* **Short task**: Copy out all the lines in the records that include the word "договоров".

☆ ☆ ☆

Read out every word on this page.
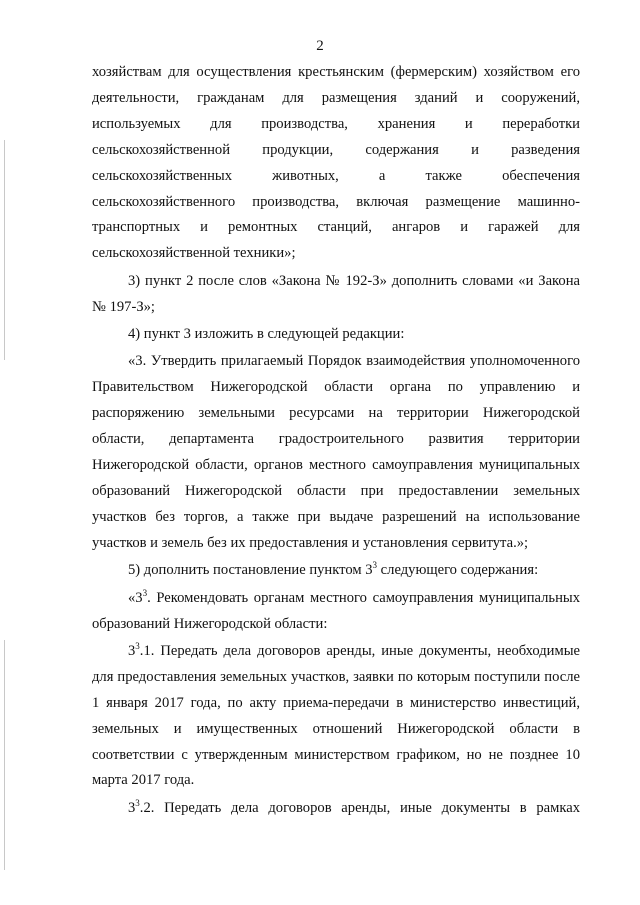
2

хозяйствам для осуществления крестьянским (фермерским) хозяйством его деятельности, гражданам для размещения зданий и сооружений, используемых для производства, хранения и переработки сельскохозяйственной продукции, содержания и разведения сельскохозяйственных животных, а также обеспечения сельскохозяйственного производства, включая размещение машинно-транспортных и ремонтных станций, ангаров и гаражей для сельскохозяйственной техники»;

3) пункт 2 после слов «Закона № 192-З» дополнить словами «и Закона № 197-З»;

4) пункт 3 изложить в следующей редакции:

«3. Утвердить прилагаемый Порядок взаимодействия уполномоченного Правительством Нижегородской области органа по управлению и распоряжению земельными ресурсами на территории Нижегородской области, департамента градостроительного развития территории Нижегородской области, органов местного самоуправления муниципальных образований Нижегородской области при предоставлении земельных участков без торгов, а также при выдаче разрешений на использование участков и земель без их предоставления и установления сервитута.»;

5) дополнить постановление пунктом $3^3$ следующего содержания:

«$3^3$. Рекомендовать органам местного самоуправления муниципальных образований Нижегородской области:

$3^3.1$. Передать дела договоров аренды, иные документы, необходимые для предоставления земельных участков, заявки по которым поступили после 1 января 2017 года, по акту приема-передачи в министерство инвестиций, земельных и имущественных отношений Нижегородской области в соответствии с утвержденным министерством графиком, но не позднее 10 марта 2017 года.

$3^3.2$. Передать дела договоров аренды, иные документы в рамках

☆ ☆ ☆

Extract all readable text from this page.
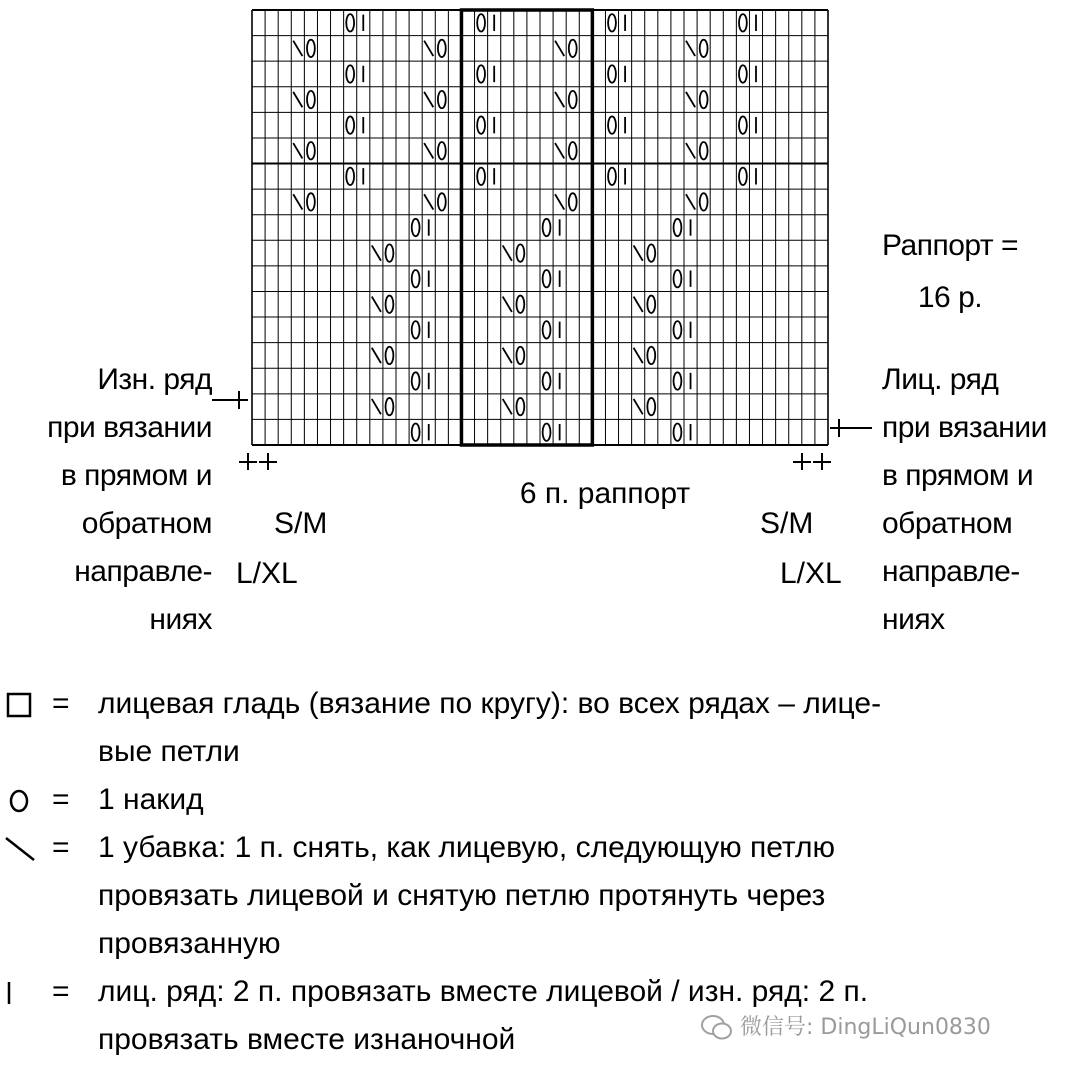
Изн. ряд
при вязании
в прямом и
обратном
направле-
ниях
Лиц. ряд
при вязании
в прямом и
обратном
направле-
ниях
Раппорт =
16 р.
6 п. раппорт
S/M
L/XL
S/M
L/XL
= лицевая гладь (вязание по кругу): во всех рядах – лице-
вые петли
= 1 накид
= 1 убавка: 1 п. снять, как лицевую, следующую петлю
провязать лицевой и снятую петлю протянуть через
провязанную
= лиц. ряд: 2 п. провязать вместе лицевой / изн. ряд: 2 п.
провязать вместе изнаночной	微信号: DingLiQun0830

☆ ☆ ☆

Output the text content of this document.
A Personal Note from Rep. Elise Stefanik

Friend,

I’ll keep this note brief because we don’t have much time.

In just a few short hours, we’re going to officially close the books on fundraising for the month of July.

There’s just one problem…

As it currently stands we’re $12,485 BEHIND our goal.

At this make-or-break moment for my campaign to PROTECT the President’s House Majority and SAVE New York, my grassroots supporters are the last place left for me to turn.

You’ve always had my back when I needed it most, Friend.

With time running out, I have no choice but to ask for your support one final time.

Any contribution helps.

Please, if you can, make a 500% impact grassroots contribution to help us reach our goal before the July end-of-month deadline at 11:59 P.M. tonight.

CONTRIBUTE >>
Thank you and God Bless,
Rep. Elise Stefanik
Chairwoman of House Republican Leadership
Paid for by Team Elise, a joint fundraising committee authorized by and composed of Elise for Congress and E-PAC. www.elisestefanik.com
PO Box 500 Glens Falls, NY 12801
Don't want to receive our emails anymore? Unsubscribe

☆ ☆ ☆

* **Exercise output**:
$3^3.1$. Передать дела договоров аренды, иные документы, необходимые для предоставления земельных участков, заявки по которым поступили после 1 января 2017 года, по акту приема-передачи в министерство инвестиций, земельных и имущественных отношений Нижегородской области в соответствии с утвержденным министерством графиком, но не позднее 10 марта 2017 года.
$3^3.2$. Передать дела договоров аренды, иные документы в рамках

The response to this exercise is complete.